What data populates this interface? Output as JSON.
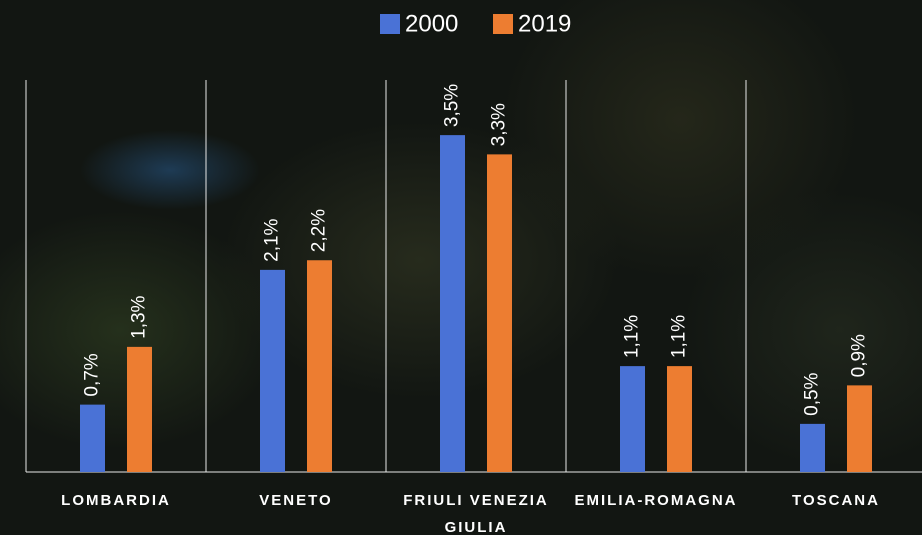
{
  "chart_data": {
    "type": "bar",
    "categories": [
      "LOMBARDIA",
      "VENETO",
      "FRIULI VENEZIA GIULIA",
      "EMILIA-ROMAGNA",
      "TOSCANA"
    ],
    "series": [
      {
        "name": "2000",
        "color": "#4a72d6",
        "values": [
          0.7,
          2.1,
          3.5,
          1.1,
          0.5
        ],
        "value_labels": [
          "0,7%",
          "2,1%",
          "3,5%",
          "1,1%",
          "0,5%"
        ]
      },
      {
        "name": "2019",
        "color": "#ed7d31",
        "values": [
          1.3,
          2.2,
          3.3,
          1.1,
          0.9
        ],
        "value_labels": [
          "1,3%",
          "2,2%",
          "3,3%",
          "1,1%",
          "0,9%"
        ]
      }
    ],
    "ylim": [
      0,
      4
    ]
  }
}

◆ **THE TASK**
Omit every picture, then repeat the remaining data exactly as it appears above.

◆ **RESPONSE TO THE TASK**
What data populates this interface? Output as JSON.
{
  "chart_data": {
    "type": "bar",
    "categories": [
      "LOMBARDIA",
      "VENETO",
      "FRIULI VENEZIA GIULIA",
      "EMILIA-ROMAGNA",
      "TOSCANA"
    ],
    "series": [
      {
        "name": "2000",
        "color": "#4a72d6",
        "values": [
          0.7,
          2.1,
          3.5,
          1.1,
          0.5
        ],
        "value_labels": [
          "0,7%",
          "2,1%",
          "3,5%",
          "1,1%",
          "0,5%"
        ]
      },
      {
        "name": "2019",
        "color": "#ed7d31",
        "values": [
          1.3,
          2.2,
          3.3,
          1.1,
          0.9
        ],
        "value_labels": [
          "1,3%",
          "2,2%",
          "3,3%",
          "1,1%",
          "0,9%"
        ]
      }
    ],
    "ylim": [
      0,
      4
    ]
  }
}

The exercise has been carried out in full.